▶ [En qué consiste]: Reescribe el pasaje del texto sobre Rayuela que va desde "La idea central" hasta "sus límites presentes.", sustituyendo "prójimo" por "semejante".

▶ [Texto presentado]:
——

Mas seguir hablando de “novela” carece ya de sentido en este punto. Nada queda –adherencias formales a lo sumo- del mecanismo rector de la novela tradicional. El paso del orden estético al poético entraña y significa la liquidación del distingo genérico Novela-Poema.

La idea central de Rayuela es una especie de petición de autenticidad total del hombre (I)

Usted me decía que algunas preocupaciones permanentemente suyas (el salto fuera del tiempo, la persecución de una realidad otra, la búsqueda de un centro), a partir de “El Perseguidor” cambian de centro de gravedad.

Si, en el caso de Johnny, esas angustias, si usted quiere metafísicas, están centradas en el hombre; porque lo que Johnny está buscando, en realidad, a su manera primitiva, es lo que Oliveira va a buscar con un poco más de bagaje cultural –aunque no sea mucho– en Rayuela: en definitiva Johnny se está buscando a sí mismo y está buscando a su prójimo, en una nueva escala, lo que podríamos llamar el hombre nuevo, visto con otra óptica.

Un hombre que ha conquistado un territorio más amplio, que ha violado sus límites presentes.

Claro, un hombre que por una serie de operaciones de tipo espiritual, de satoris, como dirían los maestros del Zen, haya roto una serie de limitaciones que lo convierten en una criatura desgraciada, desdichada, como se siente el mismo Johnny, el mismo Oliveira.

Aquí aparece algo que tampoco comparto en algunas críticas sobre su obra: esa afirmación de que ese intento de captar una realidad otra, la conquista de esos territorios inéditos, fracasa tanto en un Oliveira como en un Johnny por una especie de desajuste entre el propósito y la capacidad intelectual de que disponen. Si la apertura no se va a dar con los instrumentos que manejamos, la razón de que disponemos sino, digamos, a través de mecanismos parasicológicos o pararracionales, ¿dónde estaría la explicación de esa imposibilidad?

Creo, con usted, que esas críticas son totalmente falsas. Y podríamos ampliar un poco esto, preguntarnos porqué los vi y los creé así a esos personajes. Todo escritor tiene la tentación de crear personajes lo más complejos posible: primero porque facilitan su propio juego de escritor y, segundo, es más agradable trabajar con alguien que tiene, como personaje, una gran posibilidad de recursos.

A mí todo esto me pareció demasiado fácil porque me acordaba de Thomas Mann, que representa un humanismo muy respetable en su época pero totalmente quebrado que no tiene para mí, en este momento, ninguna vigencia. Cuando Mann escribe “La Montaña Mágica” o “El Doctor Fausto”, elige siempre personajes hiperintelectuales, hipercultos, y se maneja con ellos.

A mí me pareció que el tipo de búsqueda de Johnny y de Oliveira no solamente no reclamaba esa clase de intelectuales sino más bien una especie de inocencia, sobre todo en el caso de Johnny, esa especie de naïveté que se produce en el aduanero Rousseau cuando pinta obras maestras sin tener la menor idea de que lo está haciendo, desde el plano en que lo verían los críticos.

Lo que en cierta forma supone una negación de lo puramente intelectual.

——

▶ [Datos recopilados]:
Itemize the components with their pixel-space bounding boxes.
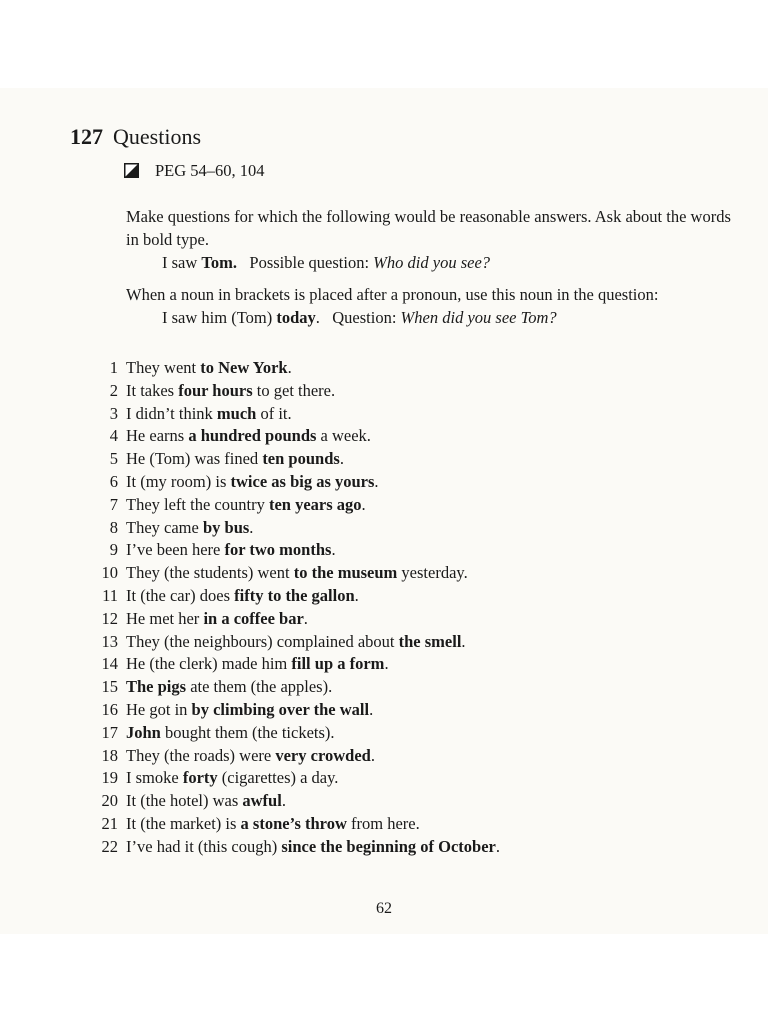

——

▶ [Respuesta escrita]:
La idea central de Rayuela es una especie de petición de autenticidad total del hombre (I)

Usted me decía que algunas preocupaciones permanentemente suyas (el salto fuera del tiempo, la persecución de una realidad otra, la búsqueda de un centro), a partir de “El Perseguidor” cambian de centro de gravedad.

Si, en el caso de Johnny, esas angustias, si usted quiere metafísicas, están centradas en el hombre; porque lo que Johnny está buscando, en realidad, a su manera primitiva, es lo que Oliveira va a buscar con un poco más de bagaje cultural –aunque no sea mucho– en Rayuela: en definitiva Johnny se está buscando a sí mismo y está buscando a su semejante, en una nueva escala, lo que podríamos llamar el hombre nuevo, visto con otra óptica.

Un hombre que ha conquistado un territorio más amplio, que ha violado sus límites presentes.